## Set exercise
Will you transcribe the entries that follow, exactly and in full?
....
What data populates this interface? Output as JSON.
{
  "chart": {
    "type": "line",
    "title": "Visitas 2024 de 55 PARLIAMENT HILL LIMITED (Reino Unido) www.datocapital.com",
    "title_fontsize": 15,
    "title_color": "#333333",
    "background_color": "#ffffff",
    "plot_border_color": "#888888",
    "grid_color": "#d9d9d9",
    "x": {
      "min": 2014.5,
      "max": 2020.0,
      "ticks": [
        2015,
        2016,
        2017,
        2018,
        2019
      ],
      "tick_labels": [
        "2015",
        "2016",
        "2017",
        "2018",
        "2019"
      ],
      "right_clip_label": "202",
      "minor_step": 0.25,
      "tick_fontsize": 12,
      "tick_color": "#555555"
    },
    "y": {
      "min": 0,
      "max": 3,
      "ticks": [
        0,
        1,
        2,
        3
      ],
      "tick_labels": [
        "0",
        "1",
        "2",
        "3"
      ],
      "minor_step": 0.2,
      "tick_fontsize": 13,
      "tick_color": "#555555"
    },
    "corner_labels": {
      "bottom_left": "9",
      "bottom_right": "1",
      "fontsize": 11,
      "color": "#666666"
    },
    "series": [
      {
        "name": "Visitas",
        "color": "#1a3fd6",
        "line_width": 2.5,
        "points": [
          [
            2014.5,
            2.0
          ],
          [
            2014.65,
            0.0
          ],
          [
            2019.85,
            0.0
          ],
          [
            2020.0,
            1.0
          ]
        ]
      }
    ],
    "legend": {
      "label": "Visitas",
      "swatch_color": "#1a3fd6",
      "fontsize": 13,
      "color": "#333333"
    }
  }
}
....
## Written response
What data populates this interface? Output as JSON.
{
  "chart": {
    "type": "line",
    "title": "Visitas 2024 de 55 PARLIAMENT HILL LIMITED (Reino Unido) www.datocapital.com",
    "title_fontsize": 15,
    "title_color": "#333333",
    "background_color": "#ffffff",
    "plot_border_color": "#888888",
    "grid_color": "#d9d9d9",
    "x": {
      "min": 2014.5,
      "max": 2020.0,
      "ticks": [
        2015,
        2016,
        2017,
        2018,
        2019
      ],
      "tick_labels": [
        "2015",
        "2016",
        "2017",
        "2018",
        "2019"
      ],
      "right_clip_label": "202",
      "minor_step": 0.25,
      "tick_fontsize": 12,
      "tick_color": "#555555"
    },
    "y": {
      "min": 0,
      "max": 3,
      "ticks": [
        0,
        1,
        2,
        3
      ],
      "tick_labels": [
        "0",
        "1",
        "2",
        "3"
      ],
      "minor_step": 0.2,
      "tick_fontsize": 13,
      "tick_color": "#555555"
    },
    "corner_labels": {
      "bottom_left": "9",
      "bottom_right": "1",
      "fontsize": 11,
      "color": "#666666"
    },
    "series": [
      {
        "name": "Visitas",
        "color": "#1a3fd6",
        "line_width": 2.5,
        "points": [
          [
            2014.5,
            2.0
          ],
          [
            2014.65,
            0.0
          ],
          [
            2019.85,
            0.0
          ],
          [
            2020.0,
            1.0
          ]
        ]
      }
    ],
    "legend": {
      "label": "Visitas",
      "swatch_color": "#1a3fd6",
      "fontsize": 13,
      "color": "#333333"
    }
  }
}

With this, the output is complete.